**What you need to do**
The records should be written out in full, with nothing altered.
------------
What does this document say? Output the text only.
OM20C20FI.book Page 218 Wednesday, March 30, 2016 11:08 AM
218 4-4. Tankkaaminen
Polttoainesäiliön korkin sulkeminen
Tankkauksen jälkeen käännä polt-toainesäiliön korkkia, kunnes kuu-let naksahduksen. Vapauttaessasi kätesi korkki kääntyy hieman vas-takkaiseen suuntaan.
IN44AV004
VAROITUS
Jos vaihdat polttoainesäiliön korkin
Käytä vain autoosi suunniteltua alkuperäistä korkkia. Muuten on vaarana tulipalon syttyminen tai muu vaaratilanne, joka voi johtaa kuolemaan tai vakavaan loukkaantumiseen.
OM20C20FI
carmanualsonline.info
------------
**Result for this task**
What does this document say? Output the text only.
OM20C20FI.book Page 218 Wednesday, March 30, 2016 11:08 AM
218 4-4. Tankkaaminen
Polttoainesäiliön korkin sulkeminen
Tankkauksen jälkeen käännä polt-toainesäiliön korkkia, kunnes kuu-let naksahduksen. Vapauttaessasi kätesi korkki kääntyy hieman vas-takkaiseen suuntaan.
IN44AV004
VAROITUS
Jos vaihdat polttoainesäiliön korkin
Käytä vain autoosi suunniteltua alkuperäistä korkkia. Muuten on vaarana tulipalon syttyminen tai muu vaaratilanne, joka voi johtaa kuolemaan tai vakavaan loukkaantumiseen.
OM20C20FI
carmanualsonline.info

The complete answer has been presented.